(Records from a dataset)
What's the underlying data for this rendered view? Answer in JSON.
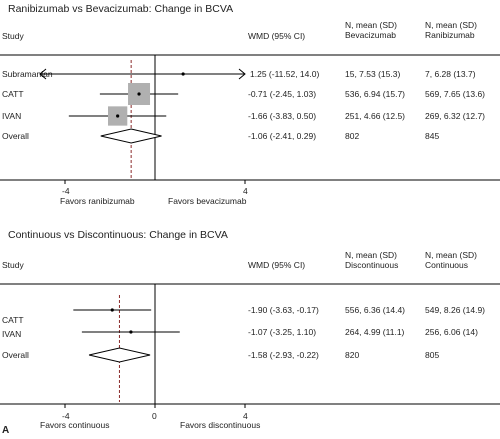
{
  "figure_label": "A",
  "colors": {
    "line": "#000000",
    "box": "#b0b0b0",
    "null_line": "#8b2b2b",
    "point": "#000000"
  },
  "chart_data": [
    {
      "type": "forest",
      "title": "Ranibizumab vs Bevacizumab: Change in BCVA",
      "columns": {
        "study": "Study",
        "effect": "WMD (95% CI)",
        "group1_line1": "N, mean (SD)",
        "group1_line2": "Bevacizumab",
        "group2_line1": "N, mean (SD)",
        "group2_line2": "Ranibizumab"
      },
      "studies": [
        {
          "name": "Subramanian",
          "wmd": 1.25,
          "lo": -11.52,
          "hi": 14.0,
          "ci_text": "1.25 (-11.52, 14.0)",
          "g1": "15, 7.53 (15.3)",
          "g2": "7, 6.28 (13.7)",
          "weight": 0.2,
          "arrows": true
        },
        {
          "name": "CATT",
          "wmd": -0.71,
          "lo": -2.45,
          "hi": 1.03,
          "ci_text": "-0.71 (-2.45, 1.03)",
          "g1": "536, 6.94 (15.7)",
          "g2": "569, 7.65 (13.6)",
          "weight": 1.0,
          "arrows": false
        },
        {
          "name": "IVAN",
          "wmd": -1.66,
          "lo": -3.83,
          "hi": 0.5,
          "ci_text": "-1.66 (-3.83, 0.50)",
          "g1": "251, 4.66 (12.5)",
          "g2": "269, 6.32 (12.7)",
          "weight": 0.85,
          "arrows": false
        }
      ],
      "overall": {
        "name": "Overall",
        "wmd": -1.06,
        "lo": -2.41,
        "hi": 0.29,
        "ci_text": "-1.06 (-2.41, 0.29)",
        "g1": "802",
        "g2": "845"
      },
      "x_ticks": [
        {
          "value": -4,
          "label": "-4"
        },
        {
          "value": 4,
          "label": "4"
        }
      ],
      "favors_left": "Favors ranibizumab",
      "favors_right": "Favors bevacizumab",
      "xlim": [
        -5.5,
        5.5
      ],
      "null_value": 0
    },
    {
      "type": "forest",
      "title": "Continuous vs Discontinuous: Change in BCVA",
      "columns": {
        "study": "Study",
        "effect": "WMD (95% CI)",
        "group1_line1": "N, mean (SD)",
        "group1_line2": "Discontinuous",
        "group2_line1": "N, mean (SD)",
        "group2_line2": "Continuous"
      },
      "studies": [
        {
          "name": "CATT",
          "wmd": -1.9,
          "lo": -3.63,
          "hi": -0.17,
          "ci_text": "-1.90 (-3.63, -0.17)",
          "g1": "556, 6.36 (14.4)",
          "g2": "549, 8.26 (14.9)",
          "weight": 0.15,
          "arrows": false
        },
        {
          "name": "IVAN",
          "wmd": -1.07,
          "lo": -3.25,
          "hi": 1.1,
          "ci_text": "-1.07 (-3.25, 1.10)",
          "g1": "264, 4.99 (11.1)",
          "g2": "256, 6.06 (14)",
          "weight": 0.1,
          "arrows": false
        }
      ],
      "overall": {
        "name": "Overall",
        "wmd": -1.58,
        "lo": -2.93,
        "hi": -0.22,
        "ci_text": "-1.58 (-2.93, -0.22)",
        "g1": "820",
        "g2": "805"
      },
      "x_ticks": [
        {
          "value": -4,
          "label": "-4"
        },
        {
          "value": 0,
          "label": "0"
        },
        {
          "value": 4,
          "label": "4"
        }
      ],
      "favors_left": "Favors continuous",
      "favors_right": "Favors discontinuous",
      "xlim": [
        -5.5,
        5.5
      ],
      "null_value": 0
    }
  ]
}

WHAT IS NEEDED = All of the lines above should be retyped precisely, apart from the pictures.

TASK ANSWER =
What's the underlying data for this rendered view? Answer in JSON.
{
  "figure_label": "A",
  "colors": {
    "line": "#000000",
    "box": "#b0b0b0",
    "null_line": "#8b2b2b",
    "point": "#000000"
  },
  "chart_data": [
    {
      "type": "forest",
      "title": "Ranibizumab vs Bevacizumab: Change in BCVA",
      "columns": {
        "study": "Study",
        "effect": "WMD (95% CI)",
        "group1_line1": "N, mean (SD)",
        "group1_line2": "Bevacizumab",
        "group2_line1": "N, mean (SD)",
        "group2_line2": "Ranibizumab"
      },
      "studies": [
        {
          "name": "Subramanian",
          "wmd": 1.25,
          "lo": -11.52,
          "hi": 14.0,
          "ci_text": "1.25 (-11.52, 14.0)",
          "g1": "15, 7.53 (15.3)",
          "g2": "7, 6.28 (13.7)",
          "weight": 0.2,
          "arrows": true
        },
        {
          "name": "CATT",
          "wmd": -0.71,
          "lo": -2.45,
          "hi": 1.03,
          "ci_text": "-0.71 (-2.45, 1.03)",
          "g1": "536, 6.94 (15.7)",
          "g2": "569, 7.65 (13.6)",
          "weight": 1.0,
          "arrows": false
        },
        {
          "name": "IVAN",
          "wmd": -1.66,
          "lo": -3.83,
          "hi": 0.5,
          "ci_text": "-1.66 (-3.83, 0.50)",
          "g1": "251, 4.66 (12.5)",
          "g2": "269, 6.32 (12.7)",
          "weight": 0.85,
          "arrows": false
        }
      ],
      "overall": {
        "name": "Overall",
        "wmd": -1.06,
        "lo": -2.41,
        "hi": 0.29,
        "ci_text": "-1.06 (-2.41, 0.29)",
        "g1": "802",
        "g2": "845"
      },
      "x_ticks": [
        {
          "value": -4,
          "label": "-4"
        },
        {
          "value": 4,
          "label": "4"
        }
      ],
      "favors_left": "Favors ranibizumab",
      "favors_right": "Favors bevacizumab",
      "xlim": [
        -5.5,
        5.5
      ],
      "null_value": 0
    },
    {
      "type": "forest",
      "title": "Continuous vs Discontinuous: Change in BCVA",
      "columns": {
        "study": "Study",
        "effect": "WMD (95% CI)",
        "group1_line1": "N, mean (SD)",
        "group1_line2": "Discontinuous",
        "group2_line1": "N, mean (SD)",
        "group2_line2": "Continuous"
      },
      "studies": [
        {
          "name": "CATT",
          "wmd": -1.9,
          "lo": -3.63,
          "hi": -0.17,
          "ci_text": "-1.90 (-3.63, -0.17)",
          "g1": "556, 6.36 (14.4)",
          "g2": "549, 8.26 (14.9)",
          "weight": 0.15,
          "arrows": false
        },
        {
          "name": "IVAN",
          "wmd": -1.07,
          "lo": -3.25,
          "hi": 1.1,
          "ci_text": "-1.07 (-3.25, 1.10)",
          "g1": "264, 4.99 (11.1)",
          "g2": "256, 6.06 (14)",
          "weight": 0.1,
          "arrows": false
        }
      ],
      "overall": {
        "name": "Overall",
        "wmd": -1.58,
        "lo": -2.93,
        "hi": -0.22,
        "ci_text": "-1.58 (-2.93, -0.22)",
        "g1": "820",
        "g2": "805"
      },
      "x_ticks": [
        {
          "value": -4,
          "label": "-4"
        },
        {
          "value": 0,
          "label": "0"
        },
        {
          "value": 4,
          "label": "4"
        }
      ],
      "favors_left": "Favors continuous",
      "favors_right": "Favors discontinuous",
      "xlim": [
        -5.5,
        5.5
      ],
      "null_value": 0
    }
  ]
}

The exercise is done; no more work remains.